Stored data entries
* begin *

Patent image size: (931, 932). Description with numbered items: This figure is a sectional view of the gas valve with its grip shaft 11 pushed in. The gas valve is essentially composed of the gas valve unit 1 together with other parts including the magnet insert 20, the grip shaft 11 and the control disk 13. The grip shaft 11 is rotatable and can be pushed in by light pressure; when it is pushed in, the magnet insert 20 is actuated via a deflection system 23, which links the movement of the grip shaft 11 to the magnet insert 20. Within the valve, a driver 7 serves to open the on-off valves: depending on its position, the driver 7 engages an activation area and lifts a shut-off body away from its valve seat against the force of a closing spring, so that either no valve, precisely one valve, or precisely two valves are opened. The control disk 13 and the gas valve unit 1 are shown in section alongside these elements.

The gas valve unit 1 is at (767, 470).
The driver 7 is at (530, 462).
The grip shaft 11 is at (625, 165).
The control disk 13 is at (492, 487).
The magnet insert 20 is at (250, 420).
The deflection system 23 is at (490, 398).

* end *
* begin *

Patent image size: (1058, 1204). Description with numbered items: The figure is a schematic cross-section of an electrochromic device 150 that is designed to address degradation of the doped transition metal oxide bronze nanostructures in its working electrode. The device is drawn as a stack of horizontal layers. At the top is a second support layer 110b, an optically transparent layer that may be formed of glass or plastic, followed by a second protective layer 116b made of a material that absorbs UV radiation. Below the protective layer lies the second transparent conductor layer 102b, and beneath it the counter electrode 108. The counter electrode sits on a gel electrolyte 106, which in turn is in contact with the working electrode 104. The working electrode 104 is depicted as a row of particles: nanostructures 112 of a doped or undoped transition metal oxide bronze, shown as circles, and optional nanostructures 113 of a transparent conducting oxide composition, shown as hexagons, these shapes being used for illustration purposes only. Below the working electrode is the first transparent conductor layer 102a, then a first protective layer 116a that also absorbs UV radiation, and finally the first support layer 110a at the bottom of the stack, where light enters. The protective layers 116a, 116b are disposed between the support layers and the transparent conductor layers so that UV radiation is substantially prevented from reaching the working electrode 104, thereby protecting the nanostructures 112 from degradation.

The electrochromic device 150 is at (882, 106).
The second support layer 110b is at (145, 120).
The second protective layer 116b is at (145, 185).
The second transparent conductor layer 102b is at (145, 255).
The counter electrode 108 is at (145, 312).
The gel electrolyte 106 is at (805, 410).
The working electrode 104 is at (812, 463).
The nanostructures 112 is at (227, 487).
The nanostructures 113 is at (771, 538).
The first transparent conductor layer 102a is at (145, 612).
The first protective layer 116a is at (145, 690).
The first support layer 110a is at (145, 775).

* end *

Render the lines of the material starting at the one containing "Patent image size: (931, 932)." and ending at the one containing "The grip shaft 11 is at (625, 165)." as a Markdown table with the columns Row and Line, leaving out blank lines.

| Row | Line |
|---|---|
| 1 | Patent image size: (931, 932). Description with numbered items: This figure is a sectional view of the gas valve with its grip shaft 11 pushed in. The gas valve is essentially composed of the gas valve unit 1 together with other parts including the magnet insert 20, the grip shaft 11 and the control disk 13. The grip shaft 11 is rotatable and can be pushed in by light pressure; when it is pushed in, the magnet insert 20 is actuated via a deflection system 23, which links the movement of the grip shaft 11 to the magnet insert 20. Within the valve, a driver 7 serves to open the on-off valves: depending on its position, the driver 7 engages an activation area and lifts a shut-off body away from its valve seat against the force of a closing spring, so that either no valve, precisely one valve, or precisely two valves are opened. The control disk 13 and the gas valve unit 1 are shown in section alongside these elements. |
| 2 | The gas valve unit 1 is at (767, 470). |
| 3 | The driver 7 is at (530, 462). |
| 4 | The grip shaft 11 is at (625, 165). |